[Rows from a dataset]
※ ※ ※

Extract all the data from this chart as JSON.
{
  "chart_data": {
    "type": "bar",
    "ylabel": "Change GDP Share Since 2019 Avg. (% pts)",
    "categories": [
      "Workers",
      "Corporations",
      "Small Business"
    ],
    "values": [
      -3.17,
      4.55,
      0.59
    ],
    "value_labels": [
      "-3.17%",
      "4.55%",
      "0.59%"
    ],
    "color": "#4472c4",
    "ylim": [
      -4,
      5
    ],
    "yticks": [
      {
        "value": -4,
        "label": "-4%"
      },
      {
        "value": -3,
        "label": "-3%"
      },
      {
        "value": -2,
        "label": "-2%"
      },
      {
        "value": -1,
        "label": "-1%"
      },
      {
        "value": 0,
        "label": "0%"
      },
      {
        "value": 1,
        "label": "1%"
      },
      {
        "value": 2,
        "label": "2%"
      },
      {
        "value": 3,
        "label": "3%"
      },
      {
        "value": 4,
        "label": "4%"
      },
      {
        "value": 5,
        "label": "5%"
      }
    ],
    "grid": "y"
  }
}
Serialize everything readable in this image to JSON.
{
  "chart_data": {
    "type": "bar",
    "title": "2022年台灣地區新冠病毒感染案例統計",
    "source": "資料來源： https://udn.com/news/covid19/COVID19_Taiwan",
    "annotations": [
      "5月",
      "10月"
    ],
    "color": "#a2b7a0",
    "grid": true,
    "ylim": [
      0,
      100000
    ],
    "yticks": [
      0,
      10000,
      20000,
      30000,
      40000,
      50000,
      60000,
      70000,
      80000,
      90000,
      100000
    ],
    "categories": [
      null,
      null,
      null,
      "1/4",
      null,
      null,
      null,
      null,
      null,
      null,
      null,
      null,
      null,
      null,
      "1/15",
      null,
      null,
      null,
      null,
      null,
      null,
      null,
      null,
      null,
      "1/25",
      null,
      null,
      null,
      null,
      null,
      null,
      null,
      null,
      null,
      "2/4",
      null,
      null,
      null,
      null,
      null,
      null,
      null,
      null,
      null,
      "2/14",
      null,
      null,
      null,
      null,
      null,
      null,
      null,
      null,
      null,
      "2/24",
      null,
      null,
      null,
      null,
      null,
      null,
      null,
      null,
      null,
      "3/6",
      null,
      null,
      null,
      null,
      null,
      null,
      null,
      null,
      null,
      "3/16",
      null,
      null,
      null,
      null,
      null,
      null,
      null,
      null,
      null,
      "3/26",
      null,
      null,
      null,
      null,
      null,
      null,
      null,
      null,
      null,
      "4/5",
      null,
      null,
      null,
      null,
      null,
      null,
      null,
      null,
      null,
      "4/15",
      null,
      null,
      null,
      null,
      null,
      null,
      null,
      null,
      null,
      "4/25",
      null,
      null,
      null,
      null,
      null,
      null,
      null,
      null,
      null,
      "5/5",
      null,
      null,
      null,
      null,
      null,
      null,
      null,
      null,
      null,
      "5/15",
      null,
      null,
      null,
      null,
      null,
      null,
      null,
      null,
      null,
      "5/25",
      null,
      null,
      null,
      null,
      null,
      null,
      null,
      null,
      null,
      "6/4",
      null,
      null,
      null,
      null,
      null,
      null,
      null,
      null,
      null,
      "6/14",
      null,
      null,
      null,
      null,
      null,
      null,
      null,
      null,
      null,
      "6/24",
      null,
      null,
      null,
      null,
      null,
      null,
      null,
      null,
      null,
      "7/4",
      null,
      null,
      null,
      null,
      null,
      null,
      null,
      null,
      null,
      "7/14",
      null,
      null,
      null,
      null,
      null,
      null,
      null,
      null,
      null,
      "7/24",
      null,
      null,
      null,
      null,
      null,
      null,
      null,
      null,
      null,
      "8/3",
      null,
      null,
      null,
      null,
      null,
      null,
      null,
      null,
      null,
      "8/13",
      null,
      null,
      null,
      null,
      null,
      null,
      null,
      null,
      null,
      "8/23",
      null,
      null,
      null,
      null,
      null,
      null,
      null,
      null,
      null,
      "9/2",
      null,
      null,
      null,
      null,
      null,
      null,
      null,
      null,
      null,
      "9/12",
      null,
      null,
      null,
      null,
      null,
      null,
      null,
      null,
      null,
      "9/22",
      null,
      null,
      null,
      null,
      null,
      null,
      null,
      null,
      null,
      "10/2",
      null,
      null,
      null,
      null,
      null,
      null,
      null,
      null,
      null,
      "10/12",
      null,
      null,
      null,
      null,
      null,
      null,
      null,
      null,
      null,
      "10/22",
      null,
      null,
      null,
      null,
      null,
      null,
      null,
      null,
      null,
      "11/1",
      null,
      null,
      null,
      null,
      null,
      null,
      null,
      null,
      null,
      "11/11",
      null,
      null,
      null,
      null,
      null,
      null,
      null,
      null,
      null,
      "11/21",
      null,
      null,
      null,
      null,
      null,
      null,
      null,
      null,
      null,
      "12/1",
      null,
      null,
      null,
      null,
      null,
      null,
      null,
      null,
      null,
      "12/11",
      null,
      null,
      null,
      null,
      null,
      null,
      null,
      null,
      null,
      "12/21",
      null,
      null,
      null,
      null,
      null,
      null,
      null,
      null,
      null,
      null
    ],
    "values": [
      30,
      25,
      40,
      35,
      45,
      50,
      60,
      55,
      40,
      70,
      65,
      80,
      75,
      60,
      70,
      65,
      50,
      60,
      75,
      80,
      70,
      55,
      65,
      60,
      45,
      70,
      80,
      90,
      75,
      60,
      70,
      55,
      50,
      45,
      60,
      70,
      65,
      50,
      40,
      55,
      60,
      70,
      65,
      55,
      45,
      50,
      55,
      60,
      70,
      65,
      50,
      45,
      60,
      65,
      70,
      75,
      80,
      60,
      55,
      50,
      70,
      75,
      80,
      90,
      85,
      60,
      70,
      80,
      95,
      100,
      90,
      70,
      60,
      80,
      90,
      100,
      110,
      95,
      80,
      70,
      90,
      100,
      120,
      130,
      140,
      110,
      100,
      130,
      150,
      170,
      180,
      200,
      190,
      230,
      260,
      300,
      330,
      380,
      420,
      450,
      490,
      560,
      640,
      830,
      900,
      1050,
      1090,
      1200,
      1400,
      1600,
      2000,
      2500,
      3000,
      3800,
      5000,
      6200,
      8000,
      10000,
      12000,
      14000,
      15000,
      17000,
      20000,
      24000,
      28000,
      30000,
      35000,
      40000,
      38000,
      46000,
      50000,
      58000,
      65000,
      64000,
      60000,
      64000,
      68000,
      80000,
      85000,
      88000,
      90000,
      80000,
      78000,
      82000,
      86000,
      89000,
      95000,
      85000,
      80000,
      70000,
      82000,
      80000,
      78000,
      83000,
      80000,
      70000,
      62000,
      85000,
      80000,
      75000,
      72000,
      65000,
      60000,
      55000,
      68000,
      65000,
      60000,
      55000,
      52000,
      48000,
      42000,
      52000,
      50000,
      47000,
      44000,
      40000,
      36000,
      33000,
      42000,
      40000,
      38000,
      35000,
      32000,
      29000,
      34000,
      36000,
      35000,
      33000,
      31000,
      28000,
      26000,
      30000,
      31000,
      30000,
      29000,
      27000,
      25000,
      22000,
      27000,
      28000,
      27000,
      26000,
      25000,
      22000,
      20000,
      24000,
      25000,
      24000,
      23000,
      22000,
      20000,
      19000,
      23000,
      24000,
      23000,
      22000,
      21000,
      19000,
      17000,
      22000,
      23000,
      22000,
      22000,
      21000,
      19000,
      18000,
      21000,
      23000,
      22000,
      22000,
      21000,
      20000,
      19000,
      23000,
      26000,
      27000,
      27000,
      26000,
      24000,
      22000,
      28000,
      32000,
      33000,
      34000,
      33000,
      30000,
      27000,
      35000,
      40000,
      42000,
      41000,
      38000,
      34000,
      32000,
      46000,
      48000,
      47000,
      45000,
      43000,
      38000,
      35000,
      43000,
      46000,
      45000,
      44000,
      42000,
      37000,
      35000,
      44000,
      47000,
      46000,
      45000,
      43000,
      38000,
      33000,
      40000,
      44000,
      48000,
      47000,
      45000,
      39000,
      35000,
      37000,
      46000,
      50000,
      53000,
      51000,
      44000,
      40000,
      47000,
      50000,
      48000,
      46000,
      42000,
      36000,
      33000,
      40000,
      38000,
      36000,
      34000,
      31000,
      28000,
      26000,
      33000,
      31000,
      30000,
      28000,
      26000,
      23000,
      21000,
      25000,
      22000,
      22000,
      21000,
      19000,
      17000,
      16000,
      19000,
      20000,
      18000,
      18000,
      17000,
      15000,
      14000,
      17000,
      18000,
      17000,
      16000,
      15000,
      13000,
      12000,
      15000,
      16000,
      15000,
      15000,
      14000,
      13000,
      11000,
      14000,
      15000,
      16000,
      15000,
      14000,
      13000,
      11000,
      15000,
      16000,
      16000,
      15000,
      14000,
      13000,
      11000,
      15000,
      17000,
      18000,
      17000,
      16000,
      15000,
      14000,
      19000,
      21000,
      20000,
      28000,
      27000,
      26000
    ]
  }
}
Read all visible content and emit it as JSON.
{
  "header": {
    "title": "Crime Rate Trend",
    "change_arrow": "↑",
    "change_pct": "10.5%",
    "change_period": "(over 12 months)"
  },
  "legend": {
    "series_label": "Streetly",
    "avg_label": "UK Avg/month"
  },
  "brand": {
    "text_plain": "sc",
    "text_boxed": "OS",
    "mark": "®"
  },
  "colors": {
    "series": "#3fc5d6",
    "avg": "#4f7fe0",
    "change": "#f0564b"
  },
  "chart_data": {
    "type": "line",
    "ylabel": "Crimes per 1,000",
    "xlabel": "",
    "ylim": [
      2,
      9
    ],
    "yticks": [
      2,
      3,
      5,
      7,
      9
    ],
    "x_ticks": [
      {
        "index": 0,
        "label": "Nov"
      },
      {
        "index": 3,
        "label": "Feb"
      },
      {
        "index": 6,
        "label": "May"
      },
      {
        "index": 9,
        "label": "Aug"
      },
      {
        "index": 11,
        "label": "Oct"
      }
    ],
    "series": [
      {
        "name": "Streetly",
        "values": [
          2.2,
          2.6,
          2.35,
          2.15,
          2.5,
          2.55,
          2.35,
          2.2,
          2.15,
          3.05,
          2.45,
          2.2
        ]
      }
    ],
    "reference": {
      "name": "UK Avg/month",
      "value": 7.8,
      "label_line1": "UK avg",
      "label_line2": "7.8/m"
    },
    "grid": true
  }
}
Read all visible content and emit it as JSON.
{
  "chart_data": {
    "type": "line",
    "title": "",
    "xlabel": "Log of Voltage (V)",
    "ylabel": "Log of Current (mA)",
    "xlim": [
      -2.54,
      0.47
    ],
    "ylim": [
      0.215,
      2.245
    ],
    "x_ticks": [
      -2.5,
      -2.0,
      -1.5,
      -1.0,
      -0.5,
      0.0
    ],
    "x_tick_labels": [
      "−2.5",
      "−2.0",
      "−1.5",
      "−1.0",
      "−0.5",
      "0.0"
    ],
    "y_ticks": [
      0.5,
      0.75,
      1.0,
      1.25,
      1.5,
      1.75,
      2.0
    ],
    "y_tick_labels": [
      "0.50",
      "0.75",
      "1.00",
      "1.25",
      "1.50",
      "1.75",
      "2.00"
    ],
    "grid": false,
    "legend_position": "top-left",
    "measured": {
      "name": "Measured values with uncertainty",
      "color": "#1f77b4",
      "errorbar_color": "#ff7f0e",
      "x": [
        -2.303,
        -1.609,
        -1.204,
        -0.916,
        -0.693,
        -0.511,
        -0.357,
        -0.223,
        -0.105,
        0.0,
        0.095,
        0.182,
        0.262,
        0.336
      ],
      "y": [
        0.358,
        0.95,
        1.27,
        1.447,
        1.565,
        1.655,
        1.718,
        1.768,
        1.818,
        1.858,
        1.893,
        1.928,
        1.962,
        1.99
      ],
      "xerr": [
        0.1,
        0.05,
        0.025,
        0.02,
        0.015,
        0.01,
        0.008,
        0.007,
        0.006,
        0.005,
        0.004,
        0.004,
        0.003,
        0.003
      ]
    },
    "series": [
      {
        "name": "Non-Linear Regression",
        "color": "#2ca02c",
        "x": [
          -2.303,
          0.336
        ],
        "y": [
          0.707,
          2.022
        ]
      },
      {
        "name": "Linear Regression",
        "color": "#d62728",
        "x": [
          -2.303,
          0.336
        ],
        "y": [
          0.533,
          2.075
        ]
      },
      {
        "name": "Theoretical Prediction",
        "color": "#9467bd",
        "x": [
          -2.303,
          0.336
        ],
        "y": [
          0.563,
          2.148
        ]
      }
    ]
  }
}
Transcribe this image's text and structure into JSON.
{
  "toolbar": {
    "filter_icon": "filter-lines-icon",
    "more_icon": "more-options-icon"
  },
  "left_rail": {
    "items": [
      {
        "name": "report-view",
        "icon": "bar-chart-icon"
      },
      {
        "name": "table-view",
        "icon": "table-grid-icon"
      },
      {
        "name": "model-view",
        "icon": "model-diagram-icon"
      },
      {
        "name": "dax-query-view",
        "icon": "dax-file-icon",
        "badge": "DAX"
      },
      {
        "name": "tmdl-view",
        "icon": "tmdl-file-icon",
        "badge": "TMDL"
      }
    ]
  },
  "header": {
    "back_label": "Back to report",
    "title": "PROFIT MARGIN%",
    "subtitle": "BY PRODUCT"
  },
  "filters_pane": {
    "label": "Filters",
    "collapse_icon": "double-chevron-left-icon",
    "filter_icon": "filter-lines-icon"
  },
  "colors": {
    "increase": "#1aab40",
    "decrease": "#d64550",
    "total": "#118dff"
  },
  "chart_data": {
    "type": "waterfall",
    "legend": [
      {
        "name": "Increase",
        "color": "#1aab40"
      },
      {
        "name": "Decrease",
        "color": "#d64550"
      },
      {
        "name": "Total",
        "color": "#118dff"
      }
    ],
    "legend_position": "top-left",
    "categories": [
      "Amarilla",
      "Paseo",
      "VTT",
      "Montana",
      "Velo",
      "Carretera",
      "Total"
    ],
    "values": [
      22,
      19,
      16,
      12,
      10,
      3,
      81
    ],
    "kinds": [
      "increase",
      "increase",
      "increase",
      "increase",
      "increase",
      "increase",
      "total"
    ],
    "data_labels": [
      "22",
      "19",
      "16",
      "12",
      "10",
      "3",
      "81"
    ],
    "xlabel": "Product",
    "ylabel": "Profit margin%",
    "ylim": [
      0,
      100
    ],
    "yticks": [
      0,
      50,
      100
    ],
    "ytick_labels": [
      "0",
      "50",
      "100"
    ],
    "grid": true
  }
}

※ ※ ※

**Problem requirements**
In the entries above, find each line with the word "Linear" and show it.

**Response to the exercise**
        "name": "Non-Linear Regression",
        "name": "Linear Regression",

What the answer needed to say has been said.